[Dataset items]

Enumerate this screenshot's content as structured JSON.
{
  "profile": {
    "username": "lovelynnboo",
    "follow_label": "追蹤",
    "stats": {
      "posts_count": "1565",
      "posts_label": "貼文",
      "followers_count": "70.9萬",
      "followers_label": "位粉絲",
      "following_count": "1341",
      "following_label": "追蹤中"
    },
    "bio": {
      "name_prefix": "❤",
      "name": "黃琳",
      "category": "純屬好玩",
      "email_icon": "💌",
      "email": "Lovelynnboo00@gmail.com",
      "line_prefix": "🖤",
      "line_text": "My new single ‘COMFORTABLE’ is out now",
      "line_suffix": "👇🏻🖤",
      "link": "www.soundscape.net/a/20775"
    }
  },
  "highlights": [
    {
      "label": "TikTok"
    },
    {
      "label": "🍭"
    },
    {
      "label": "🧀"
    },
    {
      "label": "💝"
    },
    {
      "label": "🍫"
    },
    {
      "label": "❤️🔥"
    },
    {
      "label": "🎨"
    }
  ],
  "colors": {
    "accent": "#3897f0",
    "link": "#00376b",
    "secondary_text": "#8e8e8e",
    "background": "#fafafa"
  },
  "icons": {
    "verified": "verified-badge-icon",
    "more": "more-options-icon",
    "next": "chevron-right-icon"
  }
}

_Given instruction_
Write out every record, exactly as written.

_Right answer_
Enumerate this screenshot's content as structured JSON.
{
  "profile": {
    "username": "lovelynnboo",
    "follow_label": "追蹤",
    "stats": {
      "posts_count": "1565",
      "posts_label": "貼文",
      "followers_count": "70.9萬",
      "followers_label": "位粉絲",
      "following_count": "1341",
      "following_label": "追蹤中"
    },
    "bio": {
      "name_prefix": "❤",
      "name": "黃琳",
      "category": "純屬好玩",
      "email_icon": "💌",
      "email": "Lovelynnboo00@gmail.com",
      "line_prefix": "🖤",
      "line_text": "My new single ‘COMFORTABLE’ is out now",
      "line_suffix": "👇🏻🖤",
      "link": "www.soundscape.net/a/20775"
    }
  },
  "highlights": [
    {
      "label": "TikTok"
    },
    {
      "label": "🍭"
    },
    {
      "label": "🧀"
    },
    {
      "label": "💝"
    },
    {
      "label": "🍫"
    },
    {
      "label": "❤️🔥"
    },
    {
      "label": "🎨"
    }
  ],
  "colors": {
    "accent": "#3897f0",
    "link": "#00376b",
    "secondary_text": "#8e8e8e",
    "background": "#fafafa"
  },
  "icons": {
    "verified": "verified-badge-icon",
    "more": "more-options-icon",
    "next": "chevron-right-icon"
  }
}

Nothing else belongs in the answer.